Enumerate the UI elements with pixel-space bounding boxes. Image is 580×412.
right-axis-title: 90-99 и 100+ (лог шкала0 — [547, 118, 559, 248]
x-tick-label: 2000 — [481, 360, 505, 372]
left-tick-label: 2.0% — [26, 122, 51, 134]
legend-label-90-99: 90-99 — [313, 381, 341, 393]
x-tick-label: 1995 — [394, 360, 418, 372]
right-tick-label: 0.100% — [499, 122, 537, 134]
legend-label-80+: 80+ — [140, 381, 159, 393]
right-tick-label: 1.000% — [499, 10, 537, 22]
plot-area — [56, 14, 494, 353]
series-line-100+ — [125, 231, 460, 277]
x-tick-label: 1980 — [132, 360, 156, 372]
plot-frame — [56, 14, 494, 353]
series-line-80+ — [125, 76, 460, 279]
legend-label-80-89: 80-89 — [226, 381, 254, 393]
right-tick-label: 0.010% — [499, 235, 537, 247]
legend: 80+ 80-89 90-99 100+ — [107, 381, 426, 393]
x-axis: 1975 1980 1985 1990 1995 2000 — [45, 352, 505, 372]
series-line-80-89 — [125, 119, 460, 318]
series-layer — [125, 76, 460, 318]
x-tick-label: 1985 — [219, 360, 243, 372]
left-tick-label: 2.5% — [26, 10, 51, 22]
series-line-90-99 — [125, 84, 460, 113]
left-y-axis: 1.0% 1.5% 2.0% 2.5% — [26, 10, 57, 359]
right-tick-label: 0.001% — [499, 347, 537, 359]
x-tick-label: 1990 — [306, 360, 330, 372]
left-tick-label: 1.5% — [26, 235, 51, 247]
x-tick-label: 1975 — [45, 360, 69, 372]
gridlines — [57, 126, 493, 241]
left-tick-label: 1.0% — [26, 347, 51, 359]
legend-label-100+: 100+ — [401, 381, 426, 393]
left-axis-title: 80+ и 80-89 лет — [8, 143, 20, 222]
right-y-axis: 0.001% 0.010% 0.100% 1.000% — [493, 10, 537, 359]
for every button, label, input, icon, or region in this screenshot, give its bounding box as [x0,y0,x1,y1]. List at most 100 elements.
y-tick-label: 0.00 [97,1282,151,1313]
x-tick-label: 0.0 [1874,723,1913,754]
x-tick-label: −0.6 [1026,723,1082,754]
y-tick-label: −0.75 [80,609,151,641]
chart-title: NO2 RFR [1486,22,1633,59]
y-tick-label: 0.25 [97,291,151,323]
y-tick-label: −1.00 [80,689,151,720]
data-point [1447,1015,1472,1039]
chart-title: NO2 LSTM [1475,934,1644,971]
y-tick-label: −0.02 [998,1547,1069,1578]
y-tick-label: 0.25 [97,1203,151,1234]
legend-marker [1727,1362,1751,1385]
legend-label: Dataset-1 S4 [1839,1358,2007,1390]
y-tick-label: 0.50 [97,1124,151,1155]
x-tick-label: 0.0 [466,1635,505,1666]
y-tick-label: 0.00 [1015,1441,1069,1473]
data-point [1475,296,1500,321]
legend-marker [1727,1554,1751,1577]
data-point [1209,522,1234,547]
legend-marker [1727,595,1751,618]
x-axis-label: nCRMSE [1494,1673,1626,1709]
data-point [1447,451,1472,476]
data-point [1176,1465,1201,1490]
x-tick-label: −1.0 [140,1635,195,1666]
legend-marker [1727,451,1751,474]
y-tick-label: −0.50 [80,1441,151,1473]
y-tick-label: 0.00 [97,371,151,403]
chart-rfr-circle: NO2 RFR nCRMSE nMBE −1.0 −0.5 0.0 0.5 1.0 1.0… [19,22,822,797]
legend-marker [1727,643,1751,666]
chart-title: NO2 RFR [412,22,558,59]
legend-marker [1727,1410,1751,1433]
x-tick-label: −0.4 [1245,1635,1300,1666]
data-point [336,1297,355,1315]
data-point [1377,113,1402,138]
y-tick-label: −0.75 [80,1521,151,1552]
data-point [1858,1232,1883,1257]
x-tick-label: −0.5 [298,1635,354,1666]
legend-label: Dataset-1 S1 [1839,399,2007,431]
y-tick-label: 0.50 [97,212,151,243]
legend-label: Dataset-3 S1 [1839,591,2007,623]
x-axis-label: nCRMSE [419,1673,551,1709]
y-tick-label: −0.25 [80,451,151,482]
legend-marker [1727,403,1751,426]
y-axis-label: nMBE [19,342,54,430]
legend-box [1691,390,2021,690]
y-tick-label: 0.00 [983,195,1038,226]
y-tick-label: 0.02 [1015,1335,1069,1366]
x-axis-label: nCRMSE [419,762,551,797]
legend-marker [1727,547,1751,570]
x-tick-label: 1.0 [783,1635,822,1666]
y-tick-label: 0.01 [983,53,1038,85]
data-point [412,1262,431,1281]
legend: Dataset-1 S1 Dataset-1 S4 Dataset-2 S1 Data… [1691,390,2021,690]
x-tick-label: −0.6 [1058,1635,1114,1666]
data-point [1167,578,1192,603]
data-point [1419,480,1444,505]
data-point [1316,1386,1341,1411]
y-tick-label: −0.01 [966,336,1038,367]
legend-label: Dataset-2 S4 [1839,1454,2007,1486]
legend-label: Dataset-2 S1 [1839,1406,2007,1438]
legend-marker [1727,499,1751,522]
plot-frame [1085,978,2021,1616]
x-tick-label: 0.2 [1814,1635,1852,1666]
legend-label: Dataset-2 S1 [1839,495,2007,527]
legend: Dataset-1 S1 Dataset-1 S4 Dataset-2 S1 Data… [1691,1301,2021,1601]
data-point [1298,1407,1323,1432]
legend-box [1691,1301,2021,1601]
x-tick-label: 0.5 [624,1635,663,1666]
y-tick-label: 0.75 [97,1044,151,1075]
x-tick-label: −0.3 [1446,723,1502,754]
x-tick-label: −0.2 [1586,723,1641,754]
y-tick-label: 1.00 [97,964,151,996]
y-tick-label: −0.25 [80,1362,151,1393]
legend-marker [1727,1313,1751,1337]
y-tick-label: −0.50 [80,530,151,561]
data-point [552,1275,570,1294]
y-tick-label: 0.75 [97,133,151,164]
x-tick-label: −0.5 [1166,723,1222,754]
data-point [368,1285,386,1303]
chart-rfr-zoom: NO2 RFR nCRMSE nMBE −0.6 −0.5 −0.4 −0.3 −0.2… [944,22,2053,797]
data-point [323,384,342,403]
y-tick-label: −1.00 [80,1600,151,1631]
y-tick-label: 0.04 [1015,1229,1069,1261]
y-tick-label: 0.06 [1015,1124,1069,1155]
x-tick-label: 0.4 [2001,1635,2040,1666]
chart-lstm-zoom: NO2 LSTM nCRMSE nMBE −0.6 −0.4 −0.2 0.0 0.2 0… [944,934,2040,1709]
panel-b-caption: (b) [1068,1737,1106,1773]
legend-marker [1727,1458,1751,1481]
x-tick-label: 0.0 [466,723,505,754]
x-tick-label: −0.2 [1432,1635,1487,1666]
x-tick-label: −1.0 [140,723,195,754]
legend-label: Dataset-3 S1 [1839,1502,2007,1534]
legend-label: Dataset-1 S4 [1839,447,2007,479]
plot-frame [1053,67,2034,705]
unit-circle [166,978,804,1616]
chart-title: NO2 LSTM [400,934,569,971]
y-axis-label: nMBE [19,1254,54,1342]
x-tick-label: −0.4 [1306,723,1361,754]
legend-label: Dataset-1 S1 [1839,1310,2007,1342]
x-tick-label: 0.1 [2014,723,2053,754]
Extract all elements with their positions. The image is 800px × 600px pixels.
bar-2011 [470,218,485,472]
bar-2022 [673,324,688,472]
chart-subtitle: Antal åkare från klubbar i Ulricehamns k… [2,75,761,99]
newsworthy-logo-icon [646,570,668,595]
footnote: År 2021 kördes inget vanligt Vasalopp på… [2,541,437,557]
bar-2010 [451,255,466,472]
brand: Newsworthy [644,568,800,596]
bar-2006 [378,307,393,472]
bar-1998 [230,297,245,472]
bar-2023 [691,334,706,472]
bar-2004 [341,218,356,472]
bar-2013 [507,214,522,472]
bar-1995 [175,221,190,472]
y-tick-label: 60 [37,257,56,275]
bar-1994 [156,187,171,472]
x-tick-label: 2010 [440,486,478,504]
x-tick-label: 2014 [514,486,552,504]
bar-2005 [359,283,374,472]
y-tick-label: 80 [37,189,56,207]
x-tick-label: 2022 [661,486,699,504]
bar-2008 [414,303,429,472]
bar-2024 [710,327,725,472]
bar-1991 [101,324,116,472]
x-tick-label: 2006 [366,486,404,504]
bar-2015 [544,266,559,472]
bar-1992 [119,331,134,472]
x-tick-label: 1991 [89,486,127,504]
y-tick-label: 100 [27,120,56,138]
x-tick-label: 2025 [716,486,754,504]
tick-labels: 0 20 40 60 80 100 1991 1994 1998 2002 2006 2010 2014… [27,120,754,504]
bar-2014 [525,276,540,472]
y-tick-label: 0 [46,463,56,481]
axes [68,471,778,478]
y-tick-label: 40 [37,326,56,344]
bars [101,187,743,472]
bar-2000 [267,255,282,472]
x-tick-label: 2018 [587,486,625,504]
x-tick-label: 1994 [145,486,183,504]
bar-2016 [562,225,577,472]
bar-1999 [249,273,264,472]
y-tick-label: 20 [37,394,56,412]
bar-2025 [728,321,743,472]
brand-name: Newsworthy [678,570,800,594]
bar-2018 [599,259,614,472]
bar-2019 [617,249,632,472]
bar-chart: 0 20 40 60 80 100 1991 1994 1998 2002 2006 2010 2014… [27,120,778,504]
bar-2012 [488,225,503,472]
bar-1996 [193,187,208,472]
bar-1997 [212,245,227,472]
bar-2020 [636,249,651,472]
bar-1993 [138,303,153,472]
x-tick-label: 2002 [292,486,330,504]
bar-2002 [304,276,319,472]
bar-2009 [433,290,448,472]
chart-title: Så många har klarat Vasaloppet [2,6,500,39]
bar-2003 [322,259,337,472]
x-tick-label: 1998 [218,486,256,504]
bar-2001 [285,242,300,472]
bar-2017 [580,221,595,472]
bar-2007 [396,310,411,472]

*Your task*
Pull out every line of the entries above that contains the string "series".

*Solution to this task*
series-line-100+ — [125, 231, 460, 277]
series-line-80+ — [125, 76, 460, 279]
series-line-80-89 — [125, 119, 460, 318]
series-layer — [125, 76, 460, 318]
series-line-90-99 — [125, 84, 460, 113]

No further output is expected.